• Requirements: In the data that follows, count each line holding the string "this"; answer with the number only.

[Stored items]
-- START --
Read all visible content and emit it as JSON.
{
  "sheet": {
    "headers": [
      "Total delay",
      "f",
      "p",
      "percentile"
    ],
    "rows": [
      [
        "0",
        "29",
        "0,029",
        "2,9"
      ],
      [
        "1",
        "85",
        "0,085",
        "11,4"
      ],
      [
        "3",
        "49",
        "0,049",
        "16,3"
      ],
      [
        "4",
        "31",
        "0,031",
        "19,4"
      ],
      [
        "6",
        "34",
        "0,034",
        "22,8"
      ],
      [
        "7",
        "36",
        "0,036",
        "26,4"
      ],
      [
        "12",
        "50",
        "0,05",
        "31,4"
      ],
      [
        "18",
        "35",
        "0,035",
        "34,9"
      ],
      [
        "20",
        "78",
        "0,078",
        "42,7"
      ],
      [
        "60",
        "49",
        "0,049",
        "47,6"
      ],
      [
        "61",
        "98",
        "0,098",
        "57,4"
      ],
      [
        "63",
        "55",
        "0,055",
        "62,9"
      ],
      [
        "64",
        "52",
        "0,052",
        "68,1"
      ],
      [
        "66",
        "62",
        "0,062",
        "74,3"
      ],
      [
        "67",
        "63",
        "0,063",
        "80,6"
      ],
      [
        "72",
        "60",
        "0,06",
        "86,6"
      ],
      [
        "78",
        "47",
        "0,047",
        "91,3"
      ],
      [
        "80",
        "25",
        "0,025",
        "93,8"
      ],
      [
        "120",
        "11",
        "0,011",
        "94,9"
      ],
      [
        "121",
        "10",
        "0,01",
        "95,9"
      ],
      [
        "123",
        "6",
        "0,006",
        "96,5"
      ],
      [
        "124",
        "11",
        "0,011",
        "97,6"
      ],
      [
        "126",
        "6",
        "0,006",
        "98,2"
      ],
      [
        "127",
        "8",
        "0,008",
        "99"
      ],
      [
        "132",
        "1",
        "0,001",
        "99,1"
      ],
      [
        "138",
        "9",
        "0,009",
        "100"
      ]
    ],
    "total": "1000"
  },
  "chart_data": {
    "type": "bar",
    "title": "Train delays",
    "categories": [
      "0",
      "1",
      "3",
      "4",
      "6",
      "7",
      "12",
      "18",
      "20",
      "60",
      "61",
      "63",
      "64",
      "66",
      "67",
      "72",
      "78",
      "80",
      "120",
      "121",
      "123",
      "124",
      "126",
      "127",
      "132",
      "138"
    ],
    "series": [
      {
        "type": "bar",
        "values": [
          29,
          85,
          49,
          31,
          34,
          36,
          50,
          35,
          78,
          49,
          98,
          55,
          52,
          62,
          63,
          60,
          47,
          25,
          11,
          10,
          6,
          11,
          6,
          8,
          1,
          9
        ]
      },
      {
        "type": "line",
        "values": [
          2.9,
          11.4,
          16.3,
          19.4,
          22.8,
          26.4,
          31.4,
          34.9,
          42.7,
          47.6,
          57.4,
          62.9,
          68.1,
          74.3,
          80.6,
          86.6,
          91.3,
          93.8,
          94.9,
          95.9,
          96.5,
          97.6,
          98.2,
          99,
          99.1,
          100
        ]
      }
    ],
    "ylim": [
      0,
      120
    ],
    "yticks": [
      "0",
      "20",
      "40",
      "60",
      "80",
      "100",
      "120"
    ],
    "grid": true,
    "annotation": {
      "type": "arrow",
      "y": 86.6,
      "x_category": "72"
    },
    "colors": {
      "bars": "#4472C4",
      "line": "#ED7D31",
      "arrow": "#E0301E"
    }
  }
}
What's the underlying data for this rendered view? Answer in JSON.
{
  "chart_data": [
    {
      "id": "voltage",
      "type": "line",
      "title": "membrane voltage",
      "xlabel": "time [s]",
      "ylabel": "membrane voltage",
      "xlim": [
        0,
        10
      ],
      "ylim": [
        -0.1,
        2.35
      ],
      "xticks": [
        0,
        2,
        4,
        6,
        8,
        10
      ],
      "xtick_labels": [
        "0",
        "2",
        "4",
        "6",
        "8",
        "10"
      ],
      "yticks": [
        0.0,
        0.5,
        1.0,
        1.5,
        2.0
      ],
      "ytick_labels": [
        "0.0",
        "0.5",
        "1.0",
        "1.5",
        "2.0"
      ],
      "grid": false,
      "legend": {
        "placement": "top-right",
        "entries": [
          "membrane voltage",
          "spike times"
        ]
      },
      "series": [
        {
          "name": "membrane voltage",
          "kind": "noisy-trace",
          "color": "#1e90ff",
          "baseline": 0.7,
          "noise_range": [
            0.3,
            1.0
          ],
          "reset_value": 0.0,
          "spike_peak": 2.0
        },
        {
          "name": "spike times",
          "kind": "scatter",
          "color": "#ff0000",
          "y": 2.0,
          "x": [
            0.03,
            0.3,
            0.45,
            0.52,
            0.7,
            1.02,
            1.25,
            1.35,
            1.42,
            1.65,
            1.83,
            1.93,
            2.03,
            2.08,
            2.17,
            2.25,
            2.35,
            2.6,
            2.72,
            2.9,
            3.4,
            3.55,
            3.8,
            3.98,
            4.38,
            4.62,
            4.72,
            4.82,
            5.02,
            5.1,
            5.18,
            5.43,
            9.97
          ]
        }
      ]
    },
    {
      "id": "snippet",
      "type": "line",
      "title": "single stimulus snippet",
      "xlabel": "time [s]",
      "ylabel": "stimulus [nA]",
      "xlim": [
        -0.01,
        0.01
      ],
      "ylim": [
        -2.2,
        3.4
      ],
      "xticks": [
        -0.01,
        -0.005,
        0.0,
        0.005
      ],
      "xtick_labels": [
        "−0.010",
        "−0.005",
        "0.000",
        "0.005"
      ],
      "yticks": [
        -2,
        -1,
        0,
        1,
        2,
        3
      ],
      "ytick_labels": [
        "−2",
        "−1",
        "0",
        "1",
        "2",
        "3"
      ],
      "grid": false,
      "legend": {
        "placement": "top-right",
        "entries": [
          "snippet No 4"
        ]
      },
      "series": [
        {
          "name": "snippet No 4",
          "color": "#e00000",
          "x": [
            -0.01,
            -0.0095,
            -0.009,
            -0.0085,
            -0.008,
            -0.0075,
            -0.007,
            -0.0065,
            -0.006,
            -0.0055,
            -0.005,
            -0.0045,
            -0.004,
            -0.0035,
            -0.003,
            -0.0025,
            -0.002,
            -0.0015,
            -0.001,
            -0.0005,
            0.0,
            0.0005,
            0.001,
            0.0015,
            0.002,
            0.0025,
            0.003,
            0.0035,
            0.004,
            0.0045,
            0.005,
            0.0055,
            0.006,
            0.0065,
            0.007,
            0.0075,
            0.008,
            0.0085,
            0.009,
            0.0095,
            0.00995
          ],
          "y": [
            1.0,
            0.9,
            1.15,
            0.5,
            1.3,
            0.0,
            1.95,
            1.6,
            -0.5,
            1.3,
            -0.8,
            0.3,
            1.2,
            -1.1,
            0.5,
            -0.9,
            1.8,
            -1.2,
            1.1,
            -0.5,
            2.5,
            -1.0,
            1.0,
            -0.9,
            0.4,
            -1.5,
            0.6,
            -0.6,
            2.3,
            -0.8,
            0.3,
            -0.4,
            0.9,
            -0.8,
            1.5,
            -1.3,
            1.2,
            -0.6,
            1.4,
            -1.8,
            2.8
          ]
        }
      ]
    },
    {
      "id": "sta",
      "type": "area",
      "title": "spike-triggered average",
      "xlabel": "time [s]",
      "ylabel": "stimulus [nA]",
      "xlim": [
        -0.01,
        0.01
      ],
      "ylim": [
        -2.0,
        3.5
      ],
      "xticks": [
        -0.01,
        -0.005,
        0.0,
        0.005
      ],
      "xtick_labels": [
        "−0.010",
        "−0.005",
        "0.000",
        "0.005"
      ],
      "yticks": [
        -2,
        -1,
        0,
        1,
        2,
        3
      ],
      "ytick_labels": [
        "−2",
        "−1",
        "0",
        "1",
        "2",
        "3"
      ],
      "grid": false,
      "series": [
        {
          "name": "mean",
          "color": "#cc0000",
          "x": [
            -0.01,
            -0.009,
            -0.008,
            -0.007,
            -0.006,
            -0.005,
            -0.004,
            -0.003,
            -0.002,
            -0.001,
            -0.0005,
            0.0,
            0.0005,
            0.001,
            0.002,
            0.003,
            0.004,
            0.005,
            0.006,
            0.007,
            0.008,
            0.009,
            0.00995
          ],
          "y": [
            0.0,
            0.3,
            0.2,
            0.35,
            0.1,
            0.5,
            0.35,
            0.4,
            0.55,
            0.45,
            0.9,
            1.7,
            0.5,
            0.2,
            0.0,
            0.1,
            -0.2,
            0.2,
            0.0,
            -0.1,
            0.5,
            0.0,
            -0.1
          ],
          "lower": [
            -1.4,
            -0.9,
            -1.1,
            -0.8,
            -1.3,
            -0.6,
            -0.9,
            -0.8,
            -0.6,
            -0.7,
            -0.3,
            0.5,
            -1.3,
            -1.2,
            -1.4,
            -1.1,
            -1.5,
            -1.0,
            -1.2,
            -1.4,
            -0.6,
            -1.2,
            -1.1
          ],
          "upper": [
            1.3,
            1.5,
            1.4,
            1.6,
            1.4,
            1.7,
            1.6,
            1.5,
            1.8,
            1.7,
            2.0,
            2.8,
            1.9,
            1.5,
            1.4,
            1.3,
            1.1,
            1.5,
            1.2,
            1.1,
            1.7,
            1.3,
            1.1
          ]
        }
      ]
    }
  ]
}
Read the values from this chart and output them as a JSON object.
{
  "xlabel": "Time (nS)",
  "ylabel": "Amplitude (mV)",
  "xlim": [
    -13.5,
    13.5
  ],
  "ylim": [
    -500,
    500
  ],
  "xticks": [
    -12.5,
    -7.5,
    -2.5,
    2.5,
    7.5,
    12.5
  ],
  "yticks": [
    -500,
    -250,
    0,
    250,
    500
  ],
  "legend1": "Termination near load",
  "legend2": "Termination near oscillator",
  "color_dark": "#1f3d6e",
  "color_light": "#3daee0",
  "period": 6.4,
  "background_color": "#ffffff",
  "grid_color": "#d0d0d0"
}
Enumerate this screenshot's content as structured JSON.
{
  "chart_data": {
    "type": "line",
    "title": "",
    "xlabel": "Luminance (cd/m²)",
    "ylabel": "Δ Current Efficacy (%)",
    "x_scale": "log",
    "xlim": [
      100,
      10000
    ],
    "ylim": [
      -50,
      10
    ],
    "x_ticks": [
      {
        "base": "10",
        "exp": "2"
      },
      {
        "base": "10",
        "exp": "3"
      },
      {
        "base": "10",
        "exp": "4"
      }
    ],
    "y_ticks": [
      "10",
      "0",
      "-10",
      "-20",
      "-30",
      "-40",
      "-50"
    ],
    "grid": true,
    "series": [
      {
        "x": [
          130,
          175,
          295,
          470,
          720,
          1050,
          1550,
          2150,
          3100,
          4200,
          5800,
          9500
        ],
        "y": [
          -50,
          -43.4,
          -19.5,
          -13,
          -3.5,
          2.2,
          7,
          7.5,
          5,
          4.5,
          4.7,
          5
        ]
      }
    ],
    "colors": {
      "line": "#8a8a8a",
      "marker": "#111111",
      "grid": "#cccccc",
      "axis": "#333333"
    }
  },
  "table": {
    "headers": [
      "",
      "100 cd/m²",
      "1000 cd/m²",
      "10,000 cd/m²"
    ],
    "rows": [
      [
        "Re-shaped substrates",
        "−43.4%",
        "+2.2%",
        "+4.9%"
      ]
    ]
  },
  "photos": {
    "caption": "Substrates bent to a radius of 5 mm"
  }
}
-- END --
• The output: 3